═══ ITEMS
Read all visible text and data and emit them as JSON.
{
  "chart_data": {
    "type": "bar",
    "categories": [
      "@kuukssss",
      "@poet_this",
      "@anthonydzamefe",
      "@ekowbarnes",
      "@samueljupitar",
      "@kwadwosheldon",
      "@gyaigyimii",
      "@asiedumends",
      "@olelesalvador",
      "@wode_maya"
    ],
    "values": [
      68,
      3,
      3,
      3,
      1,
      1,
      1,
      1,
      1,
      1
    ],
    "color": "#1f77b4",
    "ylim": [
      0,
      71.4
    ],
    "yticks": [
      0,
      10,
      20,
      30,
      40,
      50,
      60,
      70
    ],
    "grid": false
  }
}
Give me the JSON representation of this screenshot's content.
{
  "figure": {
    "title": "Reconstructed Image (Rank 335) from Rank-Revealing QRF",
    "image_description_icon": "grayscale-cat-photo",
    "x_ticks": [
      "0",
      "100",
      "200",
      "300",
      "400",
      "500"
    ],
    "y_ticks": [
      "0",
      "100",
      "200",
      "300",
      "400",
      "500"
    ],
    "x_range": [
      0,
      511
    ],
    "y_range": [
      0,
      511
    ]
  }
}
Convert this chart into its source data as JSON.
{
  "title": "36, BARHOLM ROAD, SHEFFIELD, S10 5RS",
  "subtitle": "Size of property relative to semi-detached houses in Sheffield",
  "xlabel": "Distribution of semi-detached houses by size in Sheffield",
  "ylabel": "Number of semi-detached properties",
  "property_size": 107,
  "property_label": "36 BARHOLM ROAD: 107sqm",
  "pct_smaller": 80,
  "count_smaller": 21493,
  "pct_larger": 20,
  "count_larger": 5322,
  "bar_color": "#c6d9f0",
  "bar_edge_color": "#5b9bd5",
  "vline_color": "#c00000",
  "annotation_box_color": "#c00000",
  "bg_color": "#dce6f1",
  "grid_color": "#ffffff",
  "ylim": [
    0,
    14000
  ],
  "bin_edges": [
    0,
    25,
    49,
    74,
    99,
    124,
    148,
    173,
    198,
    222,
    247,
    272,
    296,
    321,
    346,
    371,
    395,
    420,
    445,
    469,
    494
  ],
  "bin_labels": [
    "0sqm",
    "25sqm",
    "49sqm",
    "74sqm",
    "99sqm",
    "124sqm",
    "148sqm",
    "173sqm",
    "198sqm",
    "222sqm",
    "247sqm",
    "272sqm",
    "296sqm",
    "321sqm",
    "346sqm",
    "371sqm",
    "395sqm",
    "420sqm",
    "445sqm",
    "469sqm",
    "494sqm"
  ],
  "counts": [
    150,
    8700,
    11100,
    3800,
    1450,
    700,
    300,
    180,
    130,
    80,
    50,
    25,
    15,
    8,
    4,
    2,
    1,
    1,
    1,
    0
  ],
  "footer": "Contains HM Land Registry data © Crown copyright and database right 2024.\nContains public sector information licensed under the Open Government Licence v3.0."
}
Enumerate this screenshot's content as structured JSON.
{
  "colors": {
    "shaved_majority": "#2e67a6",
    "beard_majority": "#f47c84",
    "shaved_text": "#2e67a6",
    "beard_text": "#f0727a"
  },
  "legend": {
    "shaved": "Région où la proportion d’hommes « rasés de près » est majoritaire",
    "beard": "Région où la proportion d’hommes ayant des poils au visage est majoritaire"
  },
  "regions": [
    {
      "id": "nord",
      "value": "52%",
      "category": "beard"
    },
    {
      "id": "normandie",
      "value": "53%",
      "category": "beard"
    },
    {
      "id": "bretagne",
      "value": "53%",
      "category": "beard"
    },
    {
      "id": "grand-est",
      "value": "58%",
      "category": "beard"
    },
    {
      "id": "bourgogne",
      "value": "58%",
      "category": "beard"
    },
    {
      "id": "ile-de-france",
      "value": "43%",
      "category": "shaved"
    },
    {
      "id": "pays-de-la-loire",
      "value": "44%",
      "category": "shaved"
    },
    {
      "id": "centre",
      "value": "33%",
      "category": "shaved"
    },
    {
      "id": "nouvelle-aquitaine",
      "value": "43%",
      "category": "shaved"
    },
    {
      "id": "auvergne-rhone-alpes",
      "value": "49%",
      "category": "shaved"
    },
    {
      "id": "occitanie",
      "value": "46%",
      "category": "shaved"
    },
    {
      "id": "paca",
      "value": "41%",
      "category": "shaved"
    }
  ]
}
══════
WORK TO BE COMPLETED =
Scan the material and collect every line that contains "detached".

TASK OUTPUT =
  "subtitle": "Size of property relative to semi-detached houses in Sheffield",
  "xlabel": "Distribution of semi-detached houses by size in Sheffield",
  "ylabel": "Number of semi-detached properties",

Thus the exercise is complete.